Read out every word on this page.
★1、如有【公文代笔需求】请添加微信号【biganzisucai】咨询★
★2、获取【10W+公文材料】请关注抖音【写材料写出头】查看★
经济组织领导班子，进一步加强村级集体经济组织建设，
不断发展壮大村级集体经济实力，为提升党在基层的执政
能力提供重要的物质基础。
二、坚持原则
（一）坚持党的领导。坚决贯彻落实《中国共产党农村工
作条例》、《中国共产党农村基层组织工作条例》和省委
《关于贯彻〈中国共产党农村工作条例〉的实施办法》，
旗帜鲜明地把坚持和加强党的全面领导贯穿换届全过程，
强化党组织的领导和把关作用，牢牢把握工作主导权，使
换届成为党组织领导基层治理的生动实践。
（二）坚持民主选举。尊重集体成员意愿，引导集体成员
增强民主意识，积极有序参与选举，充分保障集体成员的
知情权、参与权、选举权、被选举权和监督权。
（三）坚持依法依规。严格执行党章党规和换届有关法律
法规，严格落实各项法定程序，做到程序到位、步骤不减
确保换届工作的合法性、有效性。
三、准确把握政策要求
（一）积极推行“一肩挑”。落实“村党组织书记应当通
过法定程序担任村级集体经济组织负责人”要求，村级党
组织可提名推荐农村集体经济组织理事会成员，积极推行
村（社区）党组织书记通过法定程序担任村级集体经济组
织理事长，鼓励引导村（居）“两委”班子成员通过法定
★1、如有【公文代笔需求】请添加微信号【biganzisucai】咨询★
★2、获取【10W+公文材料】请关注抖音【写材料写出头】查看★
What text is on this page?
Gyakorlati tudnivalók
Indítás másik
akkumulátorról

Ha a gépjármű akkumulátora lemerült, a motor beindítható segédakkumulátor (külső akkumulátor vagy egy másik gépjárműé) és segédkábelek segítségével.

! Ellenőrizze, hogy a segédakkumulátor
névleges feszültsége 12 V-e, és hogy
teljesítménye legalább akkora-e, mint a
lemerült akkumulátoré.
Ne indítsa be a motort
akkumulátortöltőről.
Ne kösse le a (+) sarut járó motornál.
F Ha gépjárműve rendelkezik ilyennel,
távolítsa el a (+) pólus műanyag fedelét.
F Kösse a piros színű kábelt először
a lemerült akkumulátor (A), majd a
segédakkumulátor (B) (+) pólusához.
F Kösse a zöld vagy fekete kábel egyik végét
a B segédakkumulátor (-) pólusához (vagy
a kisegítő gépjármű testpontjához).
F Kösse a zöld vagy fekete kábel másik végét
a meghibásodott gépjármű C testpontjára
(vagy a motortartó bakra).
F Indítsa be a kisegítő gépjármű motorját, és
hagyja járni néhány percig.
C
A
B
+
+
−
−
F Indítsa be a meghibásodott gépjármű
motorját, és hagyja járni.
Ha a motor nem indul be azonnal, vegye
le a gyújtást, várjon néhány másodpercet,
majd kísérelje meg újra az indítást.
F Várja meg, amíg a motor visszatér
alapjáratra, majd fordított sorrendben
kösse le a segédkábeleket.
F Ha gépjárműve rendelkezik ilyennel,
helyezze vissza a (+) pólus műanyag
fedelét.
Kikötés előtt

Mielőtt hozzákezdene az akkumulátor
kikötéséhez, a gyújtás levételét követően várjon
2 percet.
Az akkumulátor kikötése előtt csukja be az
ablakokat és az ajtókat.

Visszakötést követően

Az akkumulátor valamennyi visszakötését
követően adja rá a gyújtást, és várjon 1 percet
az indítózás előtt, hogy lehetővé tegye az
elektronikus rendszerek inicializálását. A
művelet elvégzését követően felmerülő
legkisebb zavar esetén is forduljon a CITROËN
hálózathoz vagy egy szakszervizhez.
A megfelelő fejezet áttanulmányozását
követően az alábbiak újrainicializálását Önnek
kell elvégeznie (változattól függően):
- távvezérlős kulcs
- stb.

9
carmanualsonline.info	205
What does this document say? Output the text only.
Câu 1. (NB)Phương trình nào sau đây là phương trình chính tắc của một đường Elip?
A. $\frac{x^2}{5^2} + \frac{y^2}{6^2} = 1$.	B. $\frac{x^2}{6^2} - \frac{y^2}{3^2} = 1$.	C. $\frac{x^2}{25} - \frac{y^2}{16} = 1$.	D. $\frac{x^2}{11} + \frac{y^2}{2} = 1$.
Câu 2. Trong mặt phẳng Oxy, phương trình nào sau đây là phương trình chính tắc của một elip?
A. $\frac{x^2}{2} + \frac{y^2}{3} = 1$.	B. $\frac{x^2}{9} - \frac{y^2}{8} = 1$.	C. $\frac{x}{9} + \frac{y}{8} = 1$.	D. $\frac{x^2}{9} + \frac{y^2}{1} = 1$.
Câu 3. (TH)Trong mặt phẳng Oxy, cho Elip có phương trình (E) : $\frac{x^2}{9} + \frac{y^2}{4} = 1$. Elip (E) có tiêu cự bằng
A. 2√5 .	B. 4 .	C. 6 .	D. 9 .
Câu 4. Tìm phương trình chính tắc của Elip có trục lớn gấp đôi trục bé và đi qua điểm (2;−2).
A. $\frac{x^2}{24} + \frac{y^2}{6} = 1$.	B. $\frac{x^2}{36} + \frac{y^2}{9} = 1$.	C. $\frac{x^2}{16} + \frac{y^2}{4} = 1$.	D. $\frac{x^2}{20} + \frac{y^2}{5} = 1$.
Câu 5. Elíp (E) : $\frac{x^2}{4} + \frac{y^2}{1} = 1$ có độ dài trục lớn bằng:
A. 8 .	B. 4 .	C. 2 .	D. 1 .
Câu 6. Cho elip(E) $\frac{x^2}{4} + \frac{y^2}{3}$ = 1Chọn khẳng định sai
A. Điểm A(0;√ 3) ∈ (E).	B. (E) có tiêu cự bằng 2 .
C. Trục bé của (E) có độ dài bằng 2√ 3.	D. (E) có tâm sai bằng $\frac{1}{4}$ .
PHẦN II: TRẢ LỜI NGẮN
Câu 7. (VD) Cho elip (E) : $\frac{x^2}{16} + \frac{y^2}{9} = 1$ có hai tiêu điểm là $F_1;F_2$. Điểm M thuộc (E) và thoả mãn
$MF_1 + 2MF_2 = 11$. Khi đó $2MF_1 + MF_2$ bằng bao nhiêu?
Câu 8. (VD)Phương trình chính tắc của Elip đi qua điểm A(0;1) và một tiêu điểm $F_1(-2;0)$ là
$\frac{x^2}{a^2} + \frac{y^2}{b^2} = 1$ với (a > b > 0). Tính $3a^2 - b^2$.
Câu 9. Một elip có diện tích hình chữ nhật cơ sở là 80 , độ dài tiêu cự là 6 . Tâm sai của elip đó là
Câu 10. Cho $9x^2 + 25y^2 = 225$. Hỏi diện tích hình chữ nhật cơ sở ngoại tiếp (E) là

*****

Please restate the records in full, word for word.

Read out every word on this page.
★1、如有【公文代笔需求】请添加微信号【biganzisucai】咨询★
★2、获取【10W+公文材料】请关注抖音【写材料写出头】查看★
经济组织领导班子，进一步加强村级集体经济组织建设，
不断发展壮大村级集体经济实力，为提升党在基层的执政
能力提供重要的物质基础。
二、坚持原则
（一）坚持党的领导。坚决贯彻落实《中国共产党农村工
作条例》、《中国共产党农村基层组织工作条例》和省委
《关于贯彻〈中国共产党农村工作条例〉的实施办法》，
旗帜鲜明地把坚持和加强党的全面领导贯穿换届全过程，
强化党组织的领导和把关作用，牢牢把握工作主导权，使
换届成为党组织领导基层治理的生动实践。
（二）坚持民主选举。尊重集体成员意愿，引导集体成员
增强民主意识，积极有序参与选举，充分保障集体成员的
知情权、参与权、选举权、被选举权和监督权。
（三）坚持依法依规。严格执行党章党规和换届有关法律
法规，严格落实各项法定程序，做到程序到位、步骤不减
确保换届工作的合法性、有效性。
三、准确把握政策要求
（一）积极推行“一肩挑”。落实“村党组织书记应当通
过法定程序担任村级集体经济组织负责人”要求，村级党
组织可提名推荐农村集体经济组织理事会成员，积极推行
村（社区）党组织书记通过法定程序担任村级集体经济组
织理事长，鼓励引导村（居）“两委”班子成员通过法定
★1、如有【公文代笔需求】请添加微信号【biganzisucai】咨询★
★2、获取【10W+公文材料】请关注抖音【写材料写出头】查看★
What text is on this page?
Gyakorlati tudnivalók
Indítás másik
akkumulátorról

Ha a gépjármű akkumulátora lemerült, a motor beindítható segédakkumulátor (külső akkumulátor vagy egy másik gépjárműé) és segédkábelek segítségével.

! Ellenőrizze, hogy a segédakkumulátor
névleges feszültsége 12 V-e, és hogy
teljesítménye legalább akkora-e, mint a
lemerült akkumulátoré.
Ne indítsa be a motort
akkumulátortöltőről.
Ne kösse le a (+) sarut járó motornál.
F Ha gépjárműve rendelkezik ilyennel,
távolítsa el a (+) pólus műanyag fedelét.
F Kösse a piros színű kábelt először
a lemerült akkumulátor (A), majd a
segédakkumulátor (B) (+) pólusához.
F Kösse a zöld vagy fekete kábel egyik végét
a B segédakkumulátor (-) pólusához (vagy
a kisegítő gépjármű testpontjához).
F Kösse a zöld vagy fekete kábel másik végét
a meghibásodott gépjármű C testpontjára
(vagy a motortartó bakra).
F Indítsa be a kisegítő gépjármű motorját, és
hagyja járni néhány percig.
C
A
B
+
+
−
−
F Indítsa be a meghibásodott gépjármű
motorját, és hagyja járni.
Ha a motor nem indul be azonnal, vegye
le a gyújtást, várjon néhány másodpercet,
majd kísérelje meg újra az indítást.
F Várja meg, amíg a motor visszatér
alapjáratra, majd fordított sorrendben
kösse le a segédkábeleket.
F Ha gépjárműve rendelkezik ilyennel,
helyezze vissza a (+) pólus műanyag
fedelét.
Kikötés előtt

Mielőtt hozzákezdene az akkumulátor
kikötéséhez, a gyújtás levételét követően várjon
2 percet.
Az akkumulátor kikötése előtt csukja be az
ablakokat és az ajtókat.

Visszakötést követően

Az akkumulátor valamennyi visszakötését
követően adja rá a gyújtást, és várjon 1 percet
az indítózás előtt, hogy lehetővé tegye az
elektronikus rendszerek inicializálását. A
művelet elvégzését követően felmerülő
legkisebb zavar esetén is forduljon a CITROËN
hálózathoz vagy egy szakszervizhez.
A megfelelő fejezet áttanulmányozását
követően az alábbiak újrainicializálását Önnek
kell elvégeznie (változattól függően):
- távvezérlős kulcs
- stb.

9
carmanualsonline.info	205
What does this document say? Output the text only.
Câu 1. (NB)Phương trình nào sau đây là phương trình chính tắc của một đường Elip?
A. $\frac{x^2}{5^2} + \frac{y^2}{6^2} = 1$.	B. $\frac{x^2}{6^2} - \frac{y^2}{3^2} = 1$.	C. $\frac{x^2}{25} - \frac{y^2}{16} = 1$.	D. $\frac{x^2}{11} + \frac{y^2}{2} = 1$.
Câu 2. Trong mặt phẳng Oxy, phương trình nào sau đây là phương trình chính tắc của một elip?
A. $\frac{x^2}{2} + \frac{y^2}{3} = 1$.	B. $\frac{x^2}{9} - \frac{y^2}{8} = 1$.	C. $\frac{x}{9} + \frac{y}{8} = 1$.	D. $\frac{x^2}{9} + \frac{y^2}{1} = 1$.
Câu 3. (TH)Trong mặt phẳng Oxy, cho Elip có phương trình (E) : $\frac{x^2}{9} + \frac{y^2}{4} = 1$. Elip (E) có tiêu cự bằng
A. 2√5 .	B. 4 .	C. 6 .	D. 9 .
Câu 4. Tìm phương trình chính tắc của Elip có trục lớn gấp đôi trục bé và đi qua điểm (2;−2).
A. $\frac{x^2}{24} + \frac{y^2}{6} = 1$.	B. $\frac{x^2}{36} + \frac{y^2}{9} = 1$.	C. $\frac{x^2}{16} + \frac{y^2}{4} = 1$.	D. $\frac{x^2}{20} + \frac{y^2}{5} = 1$.
Câu 5. Elíp (E) : $\frac{x^2}{4} + \frac{y^2}{1} = 1$ có độ dài trục lớn bằng:
A. 8 .	B. 4 .	C. 2 .	D. 1 .
Câu 6. Cho elip(E) $\frac{x^2}{4} + \frac{y^2}{3}$ = 1Chọn khẳng định sai
A. Điểm A(0;√ 3) ∈ (E).	B. (E) có tiêu cự bằng 2 .
C. Trục bé của (E) có độ dài bằng 2√ 3.	D. (E) có tâm sai bằng $\frac{1}{4}$ .
PHẦN II: TRẢ LỜI NGẮN
Câu 7. (VD) Cho elip (E) : $\frac{x^2}{16} + \frac{y^2}{9} = 1$ có hai tiêu điểm là $F_1;F_2$. Điểm M thuộc (E) và thoả mãn
$MF_1 + 2MF_2 = 11$. Khi đó $2MF_1 + MF_2$ bằng bao nhiêu?
Câu 8. (VD)Phương trình chính tắc của Elip đi qua điểm A(0;1) và một tiêu điểm $F_1(-2;0)$ là
$\frac{x^2}{a^2} + \frac{y^2}{b^2} = 1$ với (a > b > 0). Tính $3a^2 - b^2$.
Câu 9. Một elip có diện tích hình chữ nhật cơ sở là 80 , độ dài tiêu cự là 6 . Tâm sai của elip đó là
Câu 10. Cho $9x^2 + 25y^2 = 225$. Hỏi diện tích hình chữ nhật cơ sở ngoại tiếp (E) là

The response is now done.